→ INSTRUCTION
Scan the entries below. List each line with "예측된다".

Dataset items
+---+

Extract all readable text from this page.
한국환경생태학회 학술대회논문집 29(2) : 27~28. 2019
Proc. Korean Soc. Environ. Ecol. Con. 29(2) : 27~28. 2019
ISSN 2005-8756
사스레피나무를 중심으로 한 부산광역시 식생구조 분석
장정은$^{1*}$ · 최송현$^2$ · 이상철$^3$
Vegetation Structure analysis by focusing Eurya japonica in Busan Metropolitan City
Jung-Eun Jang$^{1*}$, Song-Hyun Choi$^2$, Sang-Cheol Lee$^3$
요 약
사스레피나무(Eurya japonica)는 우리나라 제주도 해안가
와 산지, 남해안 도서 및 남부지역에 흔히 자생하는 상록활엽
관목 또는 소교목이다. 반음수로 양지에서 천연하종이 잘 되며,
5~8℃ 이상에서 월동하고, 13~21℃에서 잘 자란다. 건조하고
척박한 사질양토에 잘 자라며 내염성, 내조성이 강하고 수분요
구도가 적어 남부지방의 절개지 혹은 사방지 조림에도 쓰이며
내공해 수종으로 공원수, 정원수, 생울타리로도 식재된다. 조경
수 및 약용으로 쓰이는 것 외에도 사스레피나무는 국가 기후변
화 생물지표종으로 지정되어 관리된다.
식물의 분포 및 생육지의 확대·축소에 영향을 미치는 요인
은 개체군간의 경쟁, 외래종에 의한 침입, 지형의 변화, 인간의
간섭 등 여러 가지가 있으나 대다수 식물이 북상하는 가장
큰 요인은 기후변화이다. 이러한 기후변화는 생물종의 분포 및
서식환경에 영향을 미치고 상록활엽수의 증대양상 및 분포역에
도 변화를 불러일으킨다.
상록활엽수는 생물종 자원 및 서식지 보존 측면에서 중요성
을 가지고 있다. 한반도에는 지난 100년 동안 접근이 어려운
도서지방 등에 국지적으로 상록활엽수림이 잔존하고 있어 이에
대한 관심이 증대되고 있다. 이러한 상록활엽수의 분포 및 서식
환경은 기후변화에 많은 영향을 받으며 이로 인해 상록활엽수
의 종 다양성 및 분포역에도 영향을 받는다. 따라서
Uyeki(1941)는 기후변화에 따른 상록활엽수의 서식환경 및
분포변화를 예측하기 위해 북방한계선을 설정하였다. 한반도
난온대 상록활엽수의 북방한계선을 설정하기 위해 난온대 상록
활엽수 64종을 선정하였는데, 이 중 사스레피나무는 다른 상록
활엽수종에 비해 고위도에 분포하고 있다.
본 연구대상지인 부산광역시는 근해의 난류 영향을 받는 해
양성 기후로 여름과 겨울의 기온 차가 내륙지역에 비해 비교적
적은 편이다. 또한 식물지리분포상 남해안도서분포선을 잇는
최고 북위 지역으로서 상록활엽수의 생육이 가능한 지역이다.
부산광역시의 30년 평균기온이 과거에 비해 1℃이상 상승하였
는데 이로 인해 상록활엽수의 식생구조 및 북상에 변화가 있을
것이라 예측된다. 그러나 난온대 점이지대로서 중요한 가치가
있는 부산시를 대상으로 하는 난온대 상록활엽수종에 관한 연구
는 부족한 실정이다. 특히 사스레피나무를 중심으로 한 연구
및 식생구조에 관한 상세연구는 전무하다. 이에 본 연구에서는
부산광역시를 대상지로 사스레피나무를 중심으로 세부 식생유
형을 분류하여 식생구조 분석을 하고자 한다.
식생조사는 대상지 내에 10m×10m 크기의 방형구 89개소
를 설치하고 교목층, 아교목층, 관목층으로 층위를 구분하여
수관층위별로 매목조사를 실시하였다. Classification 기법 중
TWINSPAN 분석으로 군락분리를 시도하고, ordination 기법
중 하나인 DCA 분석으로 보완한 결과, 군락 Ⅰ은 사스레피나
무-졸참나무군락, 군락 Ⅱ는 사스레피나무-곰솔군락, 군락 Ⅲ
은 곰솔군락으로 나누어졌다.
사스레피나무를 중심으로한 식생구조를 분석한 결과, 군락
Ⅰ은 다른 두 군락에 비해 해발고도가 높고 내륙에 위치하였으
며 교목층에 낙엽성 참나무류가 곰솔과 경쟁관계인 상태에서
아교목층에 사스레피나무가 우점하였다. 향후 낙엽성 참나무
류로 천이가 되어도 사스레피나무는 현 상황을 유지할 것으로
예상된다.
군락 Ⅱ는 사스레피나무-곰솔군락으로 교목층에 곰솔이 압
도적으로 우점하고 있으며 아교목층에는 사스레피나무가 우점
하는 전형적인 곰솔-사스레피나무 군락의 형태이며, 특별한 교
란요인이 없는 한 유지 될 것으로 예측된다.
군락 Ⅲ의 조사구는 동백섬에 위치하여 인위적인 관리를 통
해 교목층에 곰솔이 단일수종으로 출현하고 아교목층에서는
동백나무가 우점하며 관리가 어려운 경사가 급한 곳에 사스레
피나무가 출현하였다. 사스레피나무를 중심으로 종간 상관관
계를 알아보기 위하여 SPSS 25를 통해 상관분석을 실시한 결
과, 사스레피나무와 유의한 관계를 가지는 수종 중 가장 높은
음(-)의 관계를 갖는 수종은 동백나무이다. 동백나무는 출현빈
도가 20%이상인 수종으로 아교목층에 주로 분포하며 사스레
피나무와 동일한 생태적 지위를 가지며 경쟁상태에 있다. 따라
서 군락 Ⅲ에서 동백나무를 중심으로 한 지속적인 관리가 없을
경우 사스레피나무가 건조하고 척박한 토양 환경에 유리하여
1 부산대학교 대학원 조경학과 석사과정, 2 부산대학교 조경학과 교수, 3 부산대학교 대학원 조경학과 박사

+---+

→ ANSWER TO THIS EXERCISE
것이라 예측된다. 그러나 난온대 점이지대로서 중요한 가치가
란요인이 없는 한 유지 될 것으로 예측된다.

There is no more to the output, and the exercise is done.